=== EXERCISE PROMPT ===
Find each line containing the string "услуг" and return it.

=== INFORMATION GIVEN ===

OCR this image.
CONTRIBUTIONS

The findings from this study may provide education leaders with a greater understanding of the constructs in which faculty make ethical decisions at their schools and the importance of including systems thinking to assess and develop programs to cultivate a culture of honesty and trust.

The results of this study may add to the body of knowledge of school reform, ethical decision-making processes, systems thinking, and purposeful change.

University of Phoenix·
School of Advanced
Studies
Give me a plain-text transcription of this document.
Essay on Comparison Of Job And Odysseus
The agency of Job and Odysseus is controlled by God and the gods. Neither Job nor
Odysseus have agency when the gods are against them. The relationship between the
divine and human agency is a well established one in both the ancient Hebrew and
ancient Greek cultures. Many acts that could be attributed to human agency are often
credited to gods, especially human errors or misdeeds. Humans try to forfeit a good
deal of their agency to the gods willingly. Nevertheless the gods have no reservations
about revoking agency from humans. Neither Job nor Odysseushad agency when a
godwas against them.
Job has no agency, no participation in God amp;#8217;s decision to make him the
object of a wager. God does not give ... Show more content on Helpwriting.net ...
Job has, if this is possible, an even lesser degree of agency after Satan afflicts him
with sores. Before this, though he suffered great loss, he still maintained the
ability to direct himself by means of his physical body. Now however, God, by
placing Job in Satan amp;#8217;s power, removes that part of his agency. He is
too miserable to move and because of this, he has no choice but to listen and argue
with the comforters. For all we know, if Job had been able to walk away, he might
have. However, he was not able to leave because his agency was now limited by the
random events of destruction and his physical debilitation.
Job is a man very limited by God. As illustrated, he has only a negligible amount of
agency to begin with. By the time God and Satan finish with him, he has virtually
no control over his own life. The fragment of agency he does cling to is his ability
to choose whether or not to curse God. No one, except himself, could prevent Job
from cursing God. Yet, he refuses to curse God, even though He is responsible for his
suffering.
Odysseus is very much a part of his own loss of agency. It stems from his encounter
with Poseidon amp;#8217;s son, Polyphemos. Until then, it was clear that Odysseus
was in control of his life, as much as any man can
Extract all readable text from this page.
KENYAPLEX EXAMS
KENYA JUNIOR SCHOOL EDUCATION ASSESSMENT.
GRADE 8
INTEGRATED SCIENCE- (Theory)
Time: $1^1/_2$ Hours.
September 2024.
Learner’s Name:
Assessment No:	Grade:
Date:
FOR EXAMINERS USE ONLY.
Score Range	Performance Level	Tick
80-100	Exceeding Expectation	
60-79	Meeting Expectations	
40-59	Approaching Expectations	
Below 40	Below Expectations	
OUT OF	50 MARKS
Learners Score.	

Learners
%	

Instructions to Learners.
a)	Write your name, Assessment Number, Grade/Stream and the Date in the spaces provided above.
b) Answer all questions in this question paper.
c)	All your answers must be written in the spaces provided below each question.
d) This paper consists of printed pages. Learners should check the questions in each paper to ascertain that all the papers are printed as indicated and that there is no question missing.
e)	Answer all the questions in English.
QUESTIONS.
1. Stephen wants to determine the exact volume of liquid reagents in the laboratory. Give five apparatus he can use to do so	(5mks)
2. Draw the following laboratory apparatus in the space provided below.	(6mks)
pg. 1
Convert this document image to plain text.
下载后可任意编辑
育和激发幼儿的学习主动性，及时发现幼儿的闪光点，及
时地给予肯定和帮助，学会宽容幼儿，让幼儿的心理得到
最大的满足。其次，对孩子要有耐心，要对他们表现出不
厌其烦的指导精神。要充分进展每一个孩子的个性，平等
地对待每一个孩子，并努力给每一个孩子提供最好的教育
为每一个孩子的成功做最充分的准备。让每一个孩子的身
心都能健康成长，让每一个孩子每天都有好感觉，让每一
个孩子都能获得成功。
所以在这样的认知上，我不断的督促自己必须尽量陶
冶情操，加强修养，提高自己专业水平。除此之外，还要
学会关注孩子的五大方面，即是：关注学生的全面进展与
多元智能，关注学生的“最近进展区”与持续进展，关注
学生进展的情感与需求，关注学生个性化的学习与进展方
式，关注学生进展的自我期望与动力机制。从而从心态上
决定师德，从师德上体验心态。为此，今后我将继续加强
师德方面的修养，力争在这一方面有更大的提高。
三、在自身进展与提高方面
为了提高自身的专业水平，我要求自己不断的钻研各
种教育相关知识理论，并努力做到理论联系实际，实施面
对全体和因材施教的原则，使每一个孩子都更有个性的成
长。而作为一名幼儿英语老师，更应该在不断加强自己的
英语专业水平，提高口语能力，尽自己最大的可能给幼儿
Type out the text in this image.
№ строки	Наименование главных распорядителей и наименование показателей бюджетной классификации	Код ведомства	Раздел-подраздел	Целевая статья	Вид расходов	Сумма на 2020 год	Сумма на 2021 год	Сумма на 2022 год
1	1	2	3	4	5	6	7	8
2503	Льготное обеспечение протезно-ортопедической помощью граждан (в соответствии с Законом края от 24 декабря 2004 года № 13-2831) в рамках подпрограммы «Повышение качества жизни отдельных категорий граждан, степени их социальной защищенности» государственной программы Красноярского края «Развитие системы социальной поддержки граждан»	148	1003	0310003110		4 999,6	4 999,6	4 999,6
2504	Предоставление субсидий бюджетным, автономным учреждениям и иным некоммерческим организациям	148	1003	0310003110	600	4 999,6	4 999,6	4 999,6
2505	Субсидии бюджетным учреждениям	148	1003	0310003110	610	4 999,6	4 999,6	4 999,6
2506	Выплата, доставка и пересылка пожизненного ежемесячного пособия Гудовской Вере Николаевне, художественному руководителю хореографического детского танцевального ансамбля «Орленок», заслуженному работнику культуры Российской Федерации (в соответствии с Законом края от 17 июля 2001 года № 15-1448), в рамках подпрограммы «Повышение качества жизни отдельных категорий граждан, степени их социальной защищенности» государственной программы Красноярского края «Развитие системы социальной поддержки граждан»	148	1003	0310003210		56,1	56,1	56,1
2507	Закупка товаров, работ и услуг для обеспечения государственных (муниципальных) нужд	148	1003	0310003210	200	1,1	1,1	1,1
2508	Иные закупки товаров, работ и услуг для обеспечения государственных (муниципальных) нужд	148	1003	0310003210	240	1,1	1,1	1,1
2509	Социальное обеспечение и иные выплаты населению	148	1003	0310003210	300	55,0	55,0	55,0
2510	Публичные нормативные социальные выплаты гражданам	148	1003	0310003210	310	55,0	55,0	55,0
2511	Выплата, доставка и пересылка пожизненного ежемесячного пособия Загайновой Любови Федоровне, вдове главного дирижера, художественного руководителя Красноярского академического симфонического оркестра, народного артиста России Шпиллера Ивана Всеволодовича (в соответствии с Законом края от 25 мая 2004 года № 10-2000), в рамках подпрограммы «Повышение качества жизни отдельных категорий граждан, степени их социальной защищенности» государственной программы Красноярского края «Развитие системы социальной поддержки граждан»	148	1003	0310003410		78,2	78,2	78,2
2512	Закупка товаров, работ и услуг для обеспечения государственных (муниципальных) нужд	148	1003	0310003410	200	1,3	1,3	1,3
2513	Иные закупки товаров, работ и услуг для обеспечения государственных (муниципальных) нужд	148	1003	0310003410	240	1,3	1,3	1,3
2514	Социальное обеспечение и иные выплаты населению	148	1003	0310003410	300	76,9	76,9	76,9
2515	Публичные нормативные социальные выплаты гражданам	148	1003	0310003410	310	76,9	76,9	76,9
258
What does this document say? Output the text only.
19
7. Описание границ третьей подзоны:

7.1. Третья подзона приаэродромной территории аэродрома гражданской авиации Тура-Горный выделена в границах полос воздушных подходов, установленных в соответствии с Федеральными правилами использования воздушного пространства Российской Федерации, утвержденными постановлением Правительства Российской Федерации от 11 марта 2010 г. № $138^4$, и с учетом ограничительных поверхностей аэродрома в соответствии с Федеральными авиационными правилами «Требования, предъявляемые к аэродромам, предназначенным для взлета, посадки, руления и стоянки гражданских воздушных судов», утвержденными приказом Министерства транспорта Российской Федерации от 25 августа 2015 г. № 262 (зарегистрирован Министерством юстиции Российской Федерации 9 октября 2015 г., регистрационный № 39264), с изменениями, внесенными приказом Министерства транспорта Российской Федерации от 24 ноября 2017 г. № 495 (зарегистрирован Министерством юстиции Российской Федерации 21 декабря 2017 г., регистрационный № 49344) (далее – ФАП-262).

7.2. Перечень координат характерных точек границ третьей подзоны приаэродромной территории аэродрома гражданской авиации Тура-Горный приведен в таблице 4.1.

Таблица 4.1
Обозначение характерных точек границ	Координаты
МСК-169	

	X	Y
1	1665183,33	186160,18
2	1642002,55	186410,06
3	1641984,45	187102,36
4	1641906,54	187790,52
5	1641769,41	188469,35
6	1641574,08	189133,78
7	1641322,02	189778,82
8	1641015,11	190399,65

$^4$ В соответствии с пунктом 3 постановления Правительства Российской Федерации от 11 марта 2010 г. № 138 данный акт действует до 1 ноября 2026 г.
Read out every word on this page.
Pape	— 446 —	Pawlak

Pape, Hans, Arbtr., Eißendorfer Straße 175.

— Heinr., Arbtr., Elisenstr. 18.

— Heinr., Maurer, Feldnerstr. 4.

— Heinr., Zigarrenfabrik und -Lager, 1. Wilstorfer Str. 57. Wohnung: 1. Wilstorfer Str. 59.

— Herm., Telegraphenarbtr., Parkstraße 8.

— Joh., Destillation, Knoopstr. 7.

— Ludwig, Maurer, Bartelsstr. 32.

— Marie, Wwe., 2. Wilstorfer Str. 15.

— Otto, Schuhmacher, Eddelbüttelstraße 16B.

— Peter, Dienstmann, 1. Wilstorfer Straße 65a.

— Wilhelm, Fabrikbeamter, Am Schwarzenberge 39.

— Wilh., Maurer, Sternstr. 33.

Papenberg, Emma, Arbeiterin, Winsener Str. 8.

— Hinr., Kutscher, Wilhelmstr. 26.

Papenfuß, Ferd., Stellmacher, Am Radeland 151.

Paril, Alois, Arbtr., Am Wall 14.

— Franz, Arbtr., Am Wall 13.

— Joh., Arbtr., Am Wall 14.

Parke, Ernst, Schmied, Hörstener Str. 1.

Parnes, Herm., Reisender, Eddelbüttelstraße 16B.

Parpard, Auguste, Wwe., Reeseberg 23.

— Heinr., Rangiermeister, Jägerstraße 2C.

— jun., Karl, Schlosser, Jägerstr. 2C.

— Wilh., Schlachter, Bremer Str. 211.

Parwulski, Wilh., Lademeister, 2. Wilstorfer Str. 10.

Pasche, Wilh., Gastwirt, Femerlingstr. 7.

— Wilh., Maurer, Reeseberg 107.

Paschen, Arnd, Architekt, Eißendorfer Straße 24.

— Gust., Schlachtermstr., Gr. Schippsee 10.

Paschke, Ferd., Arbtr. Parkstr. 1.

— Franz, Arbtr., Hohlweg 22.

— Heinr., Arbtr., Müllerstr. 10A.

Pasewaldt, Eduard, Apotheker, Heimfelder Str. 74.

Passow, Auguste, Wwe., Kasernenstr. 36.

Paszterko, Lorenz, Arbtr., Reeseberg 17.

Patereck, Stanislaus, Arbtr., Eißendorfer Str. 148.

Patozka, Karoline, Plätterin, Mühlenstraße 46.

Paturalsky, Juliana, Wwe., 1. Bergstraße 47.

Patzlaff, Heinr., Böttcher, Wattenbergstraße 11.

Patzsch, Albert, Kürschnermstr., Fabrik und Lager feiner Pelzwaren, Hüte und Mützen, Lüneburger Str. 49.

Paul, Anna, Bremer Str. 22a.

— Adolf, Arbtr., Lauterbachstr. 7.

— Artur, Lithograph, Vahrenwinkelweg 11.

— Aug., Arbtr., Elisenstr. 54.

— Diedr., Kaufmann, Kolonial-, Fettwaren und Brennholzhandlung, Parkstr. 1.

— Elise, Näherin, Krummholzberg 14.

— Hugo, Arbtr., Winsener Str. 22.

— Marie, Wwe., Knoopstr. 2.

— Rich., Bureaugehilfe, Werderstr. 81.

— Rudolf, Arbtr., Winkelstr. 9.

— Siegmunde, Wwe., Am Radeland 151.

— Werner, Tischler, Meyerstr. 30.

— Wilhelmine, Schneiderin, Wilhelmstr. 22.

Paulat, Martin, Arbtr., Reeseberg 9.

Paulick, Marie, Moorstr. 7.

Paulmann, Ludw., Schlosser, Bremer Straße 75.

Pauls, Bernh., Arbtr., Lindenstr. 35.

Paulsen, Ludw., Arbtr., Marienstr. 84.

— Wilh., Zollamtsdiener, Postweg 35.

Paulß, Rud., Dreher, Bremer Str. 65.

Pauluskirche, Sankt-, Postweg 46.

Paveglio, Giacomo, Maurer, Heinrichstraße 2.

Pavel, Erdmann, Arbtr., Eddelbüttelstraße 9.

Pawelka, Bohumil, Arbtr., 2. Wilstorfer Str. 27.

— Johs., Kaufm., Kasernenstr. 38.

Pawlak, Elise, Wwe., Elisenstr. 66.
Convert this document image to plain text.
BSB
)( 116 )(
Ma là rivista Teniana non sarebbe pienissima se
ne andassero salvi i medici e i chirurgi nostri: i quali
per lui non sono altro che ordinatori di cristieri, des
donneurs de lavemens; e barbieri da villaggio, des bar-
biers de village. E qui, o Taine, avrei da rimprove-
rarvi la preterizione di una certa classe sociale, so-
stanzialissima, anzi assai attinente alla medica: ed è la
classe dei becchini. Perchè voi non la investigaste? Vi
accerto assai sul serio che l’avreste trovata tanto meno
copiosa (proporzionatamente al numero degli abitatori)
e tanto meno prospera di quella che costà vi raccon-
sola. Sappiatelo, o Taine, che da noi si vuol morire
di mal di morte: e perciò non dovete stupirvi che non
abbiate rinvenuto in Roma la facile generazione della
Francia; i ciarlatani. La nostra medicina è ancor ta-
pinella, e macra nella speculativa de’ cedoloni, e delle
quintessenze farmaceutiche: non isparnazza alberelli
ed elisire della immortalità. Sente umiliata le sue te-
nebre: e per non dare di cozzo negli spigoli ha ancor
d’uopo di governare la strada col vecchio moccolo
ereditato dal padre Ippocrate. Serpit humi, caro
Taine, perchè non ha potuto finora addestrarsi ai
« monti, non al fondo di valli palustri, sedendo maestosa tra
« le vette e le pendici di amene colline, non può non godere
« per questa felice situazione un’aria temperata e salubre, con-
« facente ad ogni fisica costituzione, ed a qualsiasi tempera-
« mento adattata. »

===

=== RESULT FOR THIS EXERCISE ===
2507	Закупка товаров, работ и услуг для обеспечения государственных (муниципальных) нужд	148	1003	0310003210	200	1,1	1,1	1,1
2508	Иные закупки товаров, работ и услуг для обеспечения государственных (муниципальных) нужд	148	1003	0310003210	240	1,1	1,1	1,1
2512	Закупка товаров, работ и услуг для обеспечения государственных (муниципальных) нужд	148	1003	0310003410	200	1,3	1,3	1,3
2513	Иные закупки товаров, работ и услуг для обеспечения государственных (муниципальных) нужд	148	1003	0310003410	240	1,3	1,3	1,3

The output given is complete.